## The exercise
Make an exact copy of all the entries, but do not reproduce the pictures.
--
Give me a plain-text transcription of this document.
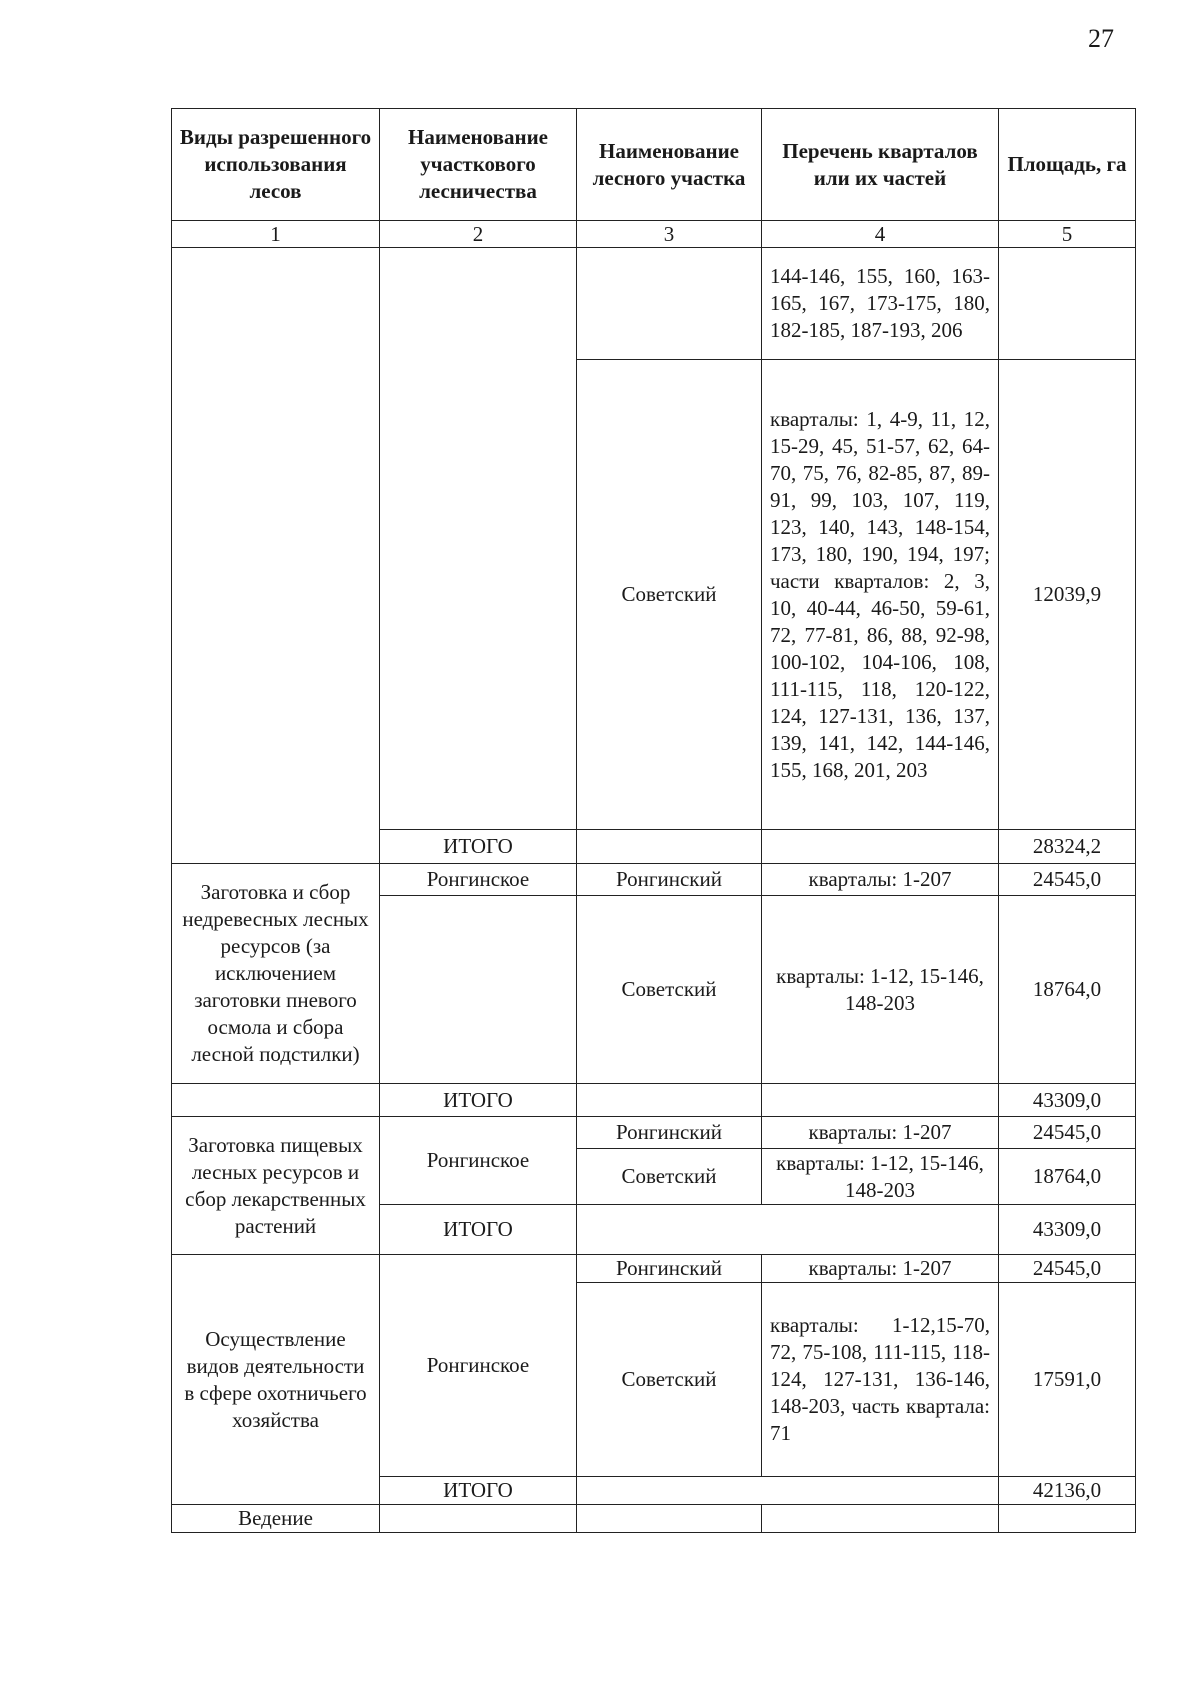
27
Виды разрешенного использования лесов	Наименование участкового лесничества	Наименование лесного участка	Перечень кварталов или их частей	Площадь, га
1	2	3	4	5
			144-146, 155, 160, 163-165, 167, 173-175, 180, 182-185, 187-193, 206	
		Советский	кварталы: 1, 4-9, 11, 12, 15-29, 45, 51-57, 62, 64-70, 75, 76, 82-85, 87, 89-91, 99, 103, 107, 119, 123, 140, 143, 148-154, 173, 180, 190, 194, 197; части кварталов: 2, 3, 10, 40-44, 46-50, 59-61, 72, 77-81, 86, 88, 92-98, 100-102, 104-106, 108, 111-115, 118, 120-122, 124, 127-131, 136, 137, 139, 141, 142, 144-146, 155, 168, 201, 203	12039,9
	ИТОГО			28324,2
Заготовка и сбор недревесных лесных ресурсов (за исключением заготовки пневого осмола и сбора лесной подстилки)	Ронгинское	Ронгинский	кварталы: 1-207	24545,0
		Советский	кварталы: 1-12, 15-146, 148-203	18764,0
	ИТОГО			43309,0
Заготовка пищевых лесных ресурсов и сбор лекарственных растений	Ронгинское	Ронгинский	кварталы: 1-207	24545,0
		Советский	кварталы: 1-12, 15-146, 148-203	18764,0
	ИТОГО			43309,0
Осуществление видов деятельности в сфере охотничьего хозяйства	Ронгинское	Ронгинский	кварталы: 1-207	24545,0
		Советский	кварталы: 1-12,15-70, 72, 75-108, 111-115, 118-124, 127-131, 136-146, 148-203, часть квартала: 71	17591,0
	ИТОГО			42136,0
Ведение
--
## Exercise solution
Give me a plain-text transcription of this document.
27
Виды разрешенного использования лесов	Наименование участкового лесничества	Наименование лесного участка	Перечень кварталов или их частей	Площадь, га
1	2	3	4	5
			144-146, 155, 160, 163-165, 167, 173-175, 180, 182-185, 187-193, 206	
		Советский	кварталы: 1, 4-9, 11, 12, 15-29, 45, 51-57, 62, 64-70, 75, 76, 82-85, 87, 89-91, 99, 103, 107, 119, 123, 140, 143, 148-154, 173, 180, 190, 194, 197; части кварталов: 2, 3, 10, 40-44, 46-50, 59-61, 72, 77-81, 86, 88, 92-98, 100-102, 104-106, 108, 111-115, 118, 120-122, 124, 127-131, 136, 137, 139, 141, 142, 144-146, 155, 168, 201, 203	12039,9
	ИТОГО			28324,2
Заготовка и сбор недревесных лесных ресурсов (за исключением заготовки пневого осмола и сбора лесной подстилки)	Ронгинское	Ронгинский	кварталы: 1-207	24545,0
		Советский	кварталы: 1-12, 15-146, 148-203	18764,0
	ИТОГО			43309,0
Заготовка пищевых лесных ресурсов и сбор лекарственных растений	Ронгинское	Ронгинский	кварталы: 1-207	24545,0
		Советский	кварталы: 1-12, 15-146, 148-203	18764,0
	ИТОГО			43309,0
Осуществление видов деятельности в сфере охотничьего хозяйства	Ронгинское	Ронгинский	кварталы: 1-207	24545,0
		Советский	кварталы: 1-12,15-70, 72, 75-108, 111-115, 118-124, 127-131, 136-146, 148-203, часть квартала: 71	17591,0
	ИТОГО			42136,0
Ведение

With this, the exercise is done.